- _TASK DETAILS_
Pull each line containing "over" out of the listing below.

────────

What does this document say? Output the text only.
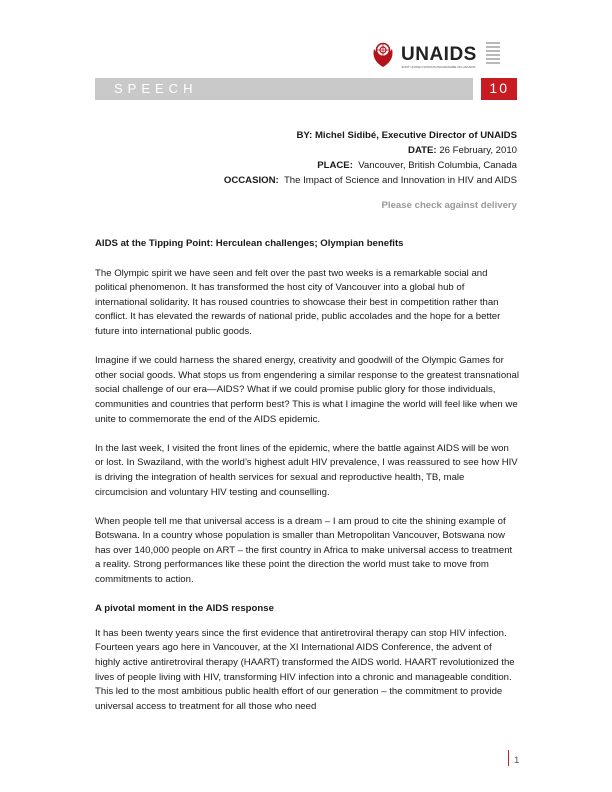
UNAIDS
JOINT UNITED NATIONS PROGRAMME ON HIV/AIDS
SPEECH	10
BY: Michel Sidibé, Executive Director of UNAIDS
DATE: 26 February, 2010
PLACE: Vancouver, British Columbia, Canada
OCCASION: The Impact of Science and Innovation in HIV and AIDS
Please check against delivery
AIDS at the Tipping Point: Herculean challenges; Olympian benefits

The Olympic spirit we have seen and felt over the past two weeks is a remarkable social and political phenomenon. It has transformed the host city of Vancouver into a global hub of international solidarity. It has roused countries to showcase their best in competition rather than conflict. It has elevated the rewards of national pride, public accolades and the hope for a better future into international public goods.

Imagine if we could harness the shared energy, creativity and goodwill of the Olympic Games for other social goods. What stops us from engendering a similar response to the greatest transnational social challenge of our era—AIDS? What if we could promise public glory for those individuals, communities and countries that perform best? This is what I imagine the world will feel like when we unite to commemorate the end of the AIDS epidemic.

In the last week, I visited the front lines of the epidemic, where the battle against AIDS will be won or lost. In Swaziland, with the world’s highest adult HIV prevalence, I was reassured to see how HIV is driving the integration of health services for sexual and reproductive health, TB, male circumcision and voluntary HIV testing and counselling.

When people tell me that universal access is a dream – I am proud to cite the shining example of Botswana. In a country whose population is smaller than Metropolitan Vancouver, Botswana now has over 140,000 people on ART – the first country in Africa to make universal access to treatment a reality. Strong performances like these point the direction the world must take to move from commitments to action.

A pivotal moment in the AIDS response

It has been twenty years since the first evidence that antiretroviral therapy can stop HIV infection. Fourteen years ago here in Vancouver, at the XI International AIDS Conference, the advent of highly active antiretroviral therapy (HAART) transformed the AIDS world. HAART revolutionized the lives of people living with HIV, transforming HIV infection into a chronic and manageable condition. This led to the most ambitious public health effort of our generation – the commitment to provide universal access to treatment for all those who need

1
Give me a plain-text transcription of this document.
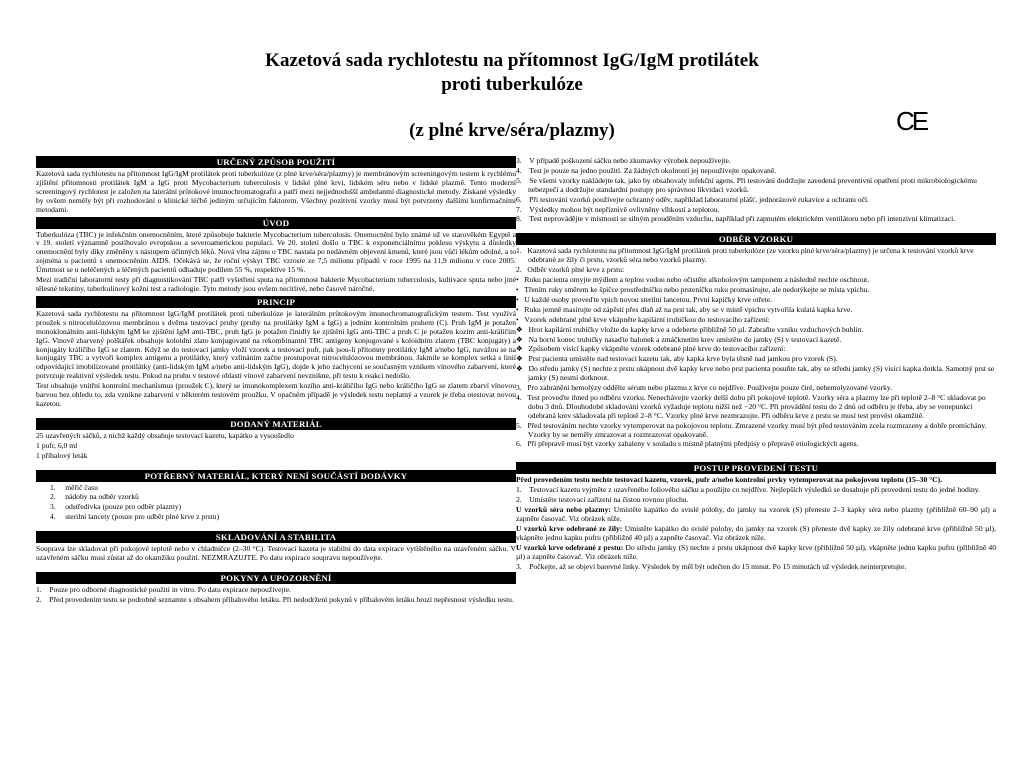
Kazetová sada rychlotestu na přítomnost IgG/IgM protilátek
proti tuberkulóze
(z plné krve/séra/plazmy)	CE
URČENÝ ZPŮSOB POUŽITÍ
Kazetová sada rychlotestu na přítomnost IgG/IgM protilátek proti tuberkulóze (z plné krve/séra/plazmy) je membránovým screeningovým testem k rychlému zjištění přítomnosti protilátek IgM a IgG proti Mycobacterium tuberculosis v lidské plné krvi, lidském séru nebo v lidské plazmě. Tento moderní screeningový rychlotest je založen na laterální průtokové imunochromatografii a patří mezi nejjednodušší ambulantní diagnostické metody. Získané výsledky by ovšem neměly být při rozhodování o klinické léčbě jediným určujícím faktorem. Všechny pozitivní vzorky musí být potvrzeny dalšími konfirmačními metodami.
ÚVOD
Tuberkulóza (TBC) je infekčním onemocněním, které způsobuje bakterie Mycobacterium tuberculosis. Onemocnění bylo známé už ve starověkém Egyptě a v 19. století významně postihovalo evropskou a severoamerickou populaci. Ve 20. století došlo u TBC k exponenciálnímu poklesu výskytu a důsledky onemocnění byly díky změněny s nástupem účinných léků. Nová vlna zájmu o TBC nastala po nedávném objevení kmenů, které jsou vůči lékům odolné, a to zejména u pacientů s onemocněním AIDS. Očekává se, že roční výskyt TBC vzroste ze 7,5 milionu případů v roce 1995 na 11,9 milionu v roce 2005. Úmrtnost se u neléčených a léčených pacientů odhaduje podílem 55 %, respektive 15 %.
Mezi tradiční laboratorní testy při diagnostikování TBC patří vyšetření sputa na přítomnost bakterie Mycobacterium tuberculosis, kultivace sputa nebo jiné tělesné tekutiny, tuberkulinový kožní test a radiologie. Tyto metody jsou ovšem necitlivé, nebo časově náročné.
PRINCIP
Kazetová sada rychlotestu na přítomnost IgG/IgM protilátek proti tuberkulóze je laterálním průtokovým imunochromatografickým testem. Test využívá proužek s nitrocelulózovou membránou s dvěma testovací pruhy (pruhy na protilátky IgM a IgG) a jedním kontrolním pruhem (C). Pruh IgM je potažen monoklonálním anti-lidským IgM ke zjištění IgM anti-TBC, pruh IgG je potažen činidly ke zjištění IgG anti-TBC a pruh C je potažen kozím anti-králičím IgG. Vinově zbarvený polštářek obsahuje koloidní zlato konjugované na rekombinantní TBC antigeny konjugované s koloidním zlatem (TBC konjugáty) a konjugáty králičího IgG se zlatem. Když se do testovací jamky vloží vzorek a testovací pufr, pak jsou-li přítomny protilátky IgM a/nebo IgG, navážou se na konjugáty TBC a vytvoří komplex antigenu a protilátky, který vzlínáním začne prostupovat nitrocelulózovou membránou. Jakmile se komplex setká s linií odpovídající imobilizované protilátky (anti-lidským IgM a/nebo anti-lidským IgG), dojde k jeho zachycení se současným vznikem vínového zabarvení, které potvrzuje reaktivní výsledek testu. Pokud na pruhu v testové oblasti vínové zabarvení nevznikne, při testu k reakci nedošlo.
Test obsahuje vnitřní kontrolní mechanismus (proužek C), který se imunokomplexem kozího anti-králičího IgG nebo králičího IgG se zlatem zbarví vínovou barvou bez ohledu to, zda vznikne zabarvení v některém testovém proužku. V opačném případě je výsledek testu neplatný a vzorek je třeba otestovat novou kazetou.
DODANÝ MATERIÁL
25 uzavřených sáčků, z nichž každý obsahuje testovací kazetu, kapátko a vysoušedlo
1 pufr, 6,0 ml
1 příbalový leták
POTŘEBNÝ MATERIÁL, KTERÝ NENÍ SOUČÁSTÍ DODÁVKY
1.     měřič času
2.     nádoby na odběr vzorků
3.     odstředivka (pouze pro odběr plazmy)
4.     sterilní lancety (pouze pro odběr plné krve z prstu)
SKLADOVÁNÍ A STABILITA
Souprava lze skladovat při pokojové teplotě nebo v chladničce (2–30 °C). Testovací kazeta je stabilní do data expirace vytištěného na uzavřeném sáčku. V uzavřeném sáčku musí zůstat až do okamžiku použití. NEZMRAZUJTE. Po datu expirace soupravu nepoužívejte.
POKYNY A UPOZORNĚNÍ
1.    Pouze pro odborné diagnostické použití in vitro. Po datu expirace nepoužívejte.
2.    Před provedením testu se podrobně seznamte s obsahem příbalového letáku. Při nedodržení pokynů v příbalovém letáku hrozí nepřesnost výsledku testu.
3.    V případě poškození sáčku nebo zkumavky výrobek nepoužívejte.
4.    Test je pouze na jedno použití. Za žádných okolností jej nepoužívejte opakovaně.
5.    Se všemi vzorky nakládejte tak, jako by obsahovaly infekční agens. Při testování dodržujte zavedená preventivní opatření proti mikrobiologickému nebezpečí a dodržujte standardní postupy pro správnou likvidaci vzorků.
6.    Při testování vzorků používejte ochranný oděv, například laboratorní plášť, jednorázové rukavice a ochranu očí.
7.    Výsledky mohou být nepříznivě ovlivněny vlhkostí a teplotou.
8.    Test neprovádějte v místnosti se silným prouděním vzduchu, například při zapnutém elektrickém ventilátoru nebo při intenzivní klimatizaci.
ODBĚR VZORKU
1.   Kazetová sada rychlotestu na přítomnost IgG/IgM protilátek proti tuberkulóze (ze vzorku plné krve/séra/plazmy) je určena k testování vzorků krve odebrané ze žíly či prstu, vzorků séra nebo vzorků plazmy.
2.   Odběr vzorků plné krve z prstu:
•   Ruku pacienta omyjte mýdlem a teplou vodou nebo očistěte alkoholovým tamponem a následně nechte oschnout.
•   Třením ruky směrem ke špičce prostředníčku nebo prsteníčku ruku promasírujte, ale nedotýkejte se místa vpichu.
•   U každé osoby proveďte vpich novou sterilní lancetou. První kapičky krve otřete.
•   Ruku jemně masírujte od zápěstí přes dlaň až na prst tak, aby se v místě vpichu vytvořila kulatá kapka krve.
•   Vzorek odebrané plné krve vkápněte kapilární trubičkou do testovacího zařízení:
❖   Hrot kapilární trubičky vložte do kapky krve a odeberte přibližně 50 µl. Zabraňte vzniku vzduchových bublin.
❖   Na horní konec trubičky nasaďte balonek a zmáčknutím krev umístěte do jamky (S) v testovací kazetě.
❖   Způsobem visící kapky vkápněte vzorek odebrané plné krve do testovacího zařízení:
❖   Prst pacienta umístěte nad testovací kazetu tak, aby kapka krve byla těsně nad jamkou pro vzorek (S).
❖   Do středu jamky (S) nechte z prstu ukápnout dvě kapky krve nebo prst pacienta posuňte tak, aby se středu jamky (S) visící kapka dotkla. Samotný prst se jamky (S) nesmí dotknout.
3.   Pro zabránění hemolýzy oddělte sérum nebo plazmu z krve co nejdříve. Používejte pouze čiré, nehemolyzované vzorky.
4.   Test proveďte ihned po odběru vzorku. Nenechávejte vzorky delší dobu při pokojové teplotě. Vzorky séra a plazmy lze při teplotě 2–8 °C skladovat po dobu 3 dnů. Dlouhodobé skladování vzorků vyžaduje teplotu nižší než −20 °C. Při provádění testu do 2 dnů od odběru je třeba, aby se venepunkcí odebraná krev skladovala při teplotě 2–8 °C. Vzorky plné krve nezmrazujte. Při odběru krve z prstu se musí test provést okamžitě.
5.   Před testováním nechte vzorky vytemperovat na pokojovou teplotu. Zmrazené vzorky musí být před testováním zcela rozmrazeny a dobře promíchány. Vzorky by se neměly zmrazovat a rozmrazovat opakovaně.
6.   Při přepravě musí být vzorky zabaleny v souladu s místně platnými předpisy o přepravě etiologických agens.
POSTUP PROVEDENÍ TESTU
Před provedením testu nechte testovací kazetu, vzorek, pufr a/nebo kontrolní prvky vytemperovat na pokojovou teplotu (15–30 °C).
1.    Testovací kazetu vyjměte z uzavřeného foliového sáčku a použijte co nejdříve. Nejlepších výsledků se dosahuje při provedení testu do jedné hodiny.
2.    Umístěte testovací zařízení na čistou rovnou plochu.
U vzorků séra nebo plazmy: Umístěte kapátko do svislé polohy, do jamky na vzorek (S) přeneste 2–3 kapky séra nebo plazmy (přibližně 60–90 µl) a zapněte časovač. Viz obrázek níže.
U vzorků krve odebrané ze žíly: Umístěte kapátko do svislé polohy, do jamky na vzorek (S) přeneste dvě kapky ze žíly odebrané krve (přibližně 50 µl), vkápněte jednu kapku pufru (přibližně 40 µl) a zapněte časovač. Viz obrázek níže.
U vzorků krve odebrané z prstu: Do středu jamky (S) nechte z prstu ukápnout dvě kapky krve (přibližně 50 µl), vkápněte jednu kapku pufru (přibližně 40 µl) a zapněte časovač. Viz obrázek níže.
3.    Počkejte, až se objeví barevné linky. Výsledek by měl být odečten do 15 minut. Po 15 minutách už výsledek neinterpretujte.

────────

- _OUTPUT OF THE EXERCISE_
The Olympic spirit we have seen and felt over the past two weeks is a remarkable social and political phenomenon. It has transformed the host city of Vancouver into a global hub of international solidarity. It has roused countries to showcase their best in competition rather than conflict. It has elevated the rewards of national pride, public accolades and the hope for a better future into international public goods.
When people tell me that universal access is a dream – I am proud to cite the shining example of Botswana. In a country whose population is smaller than Metropolitan Vancouver, Botswana now has over 140,000 people on ART – the first country in Africa to make universal access to treatment a reality. Strong performances like these point the direction the world must take to move from commitments to action.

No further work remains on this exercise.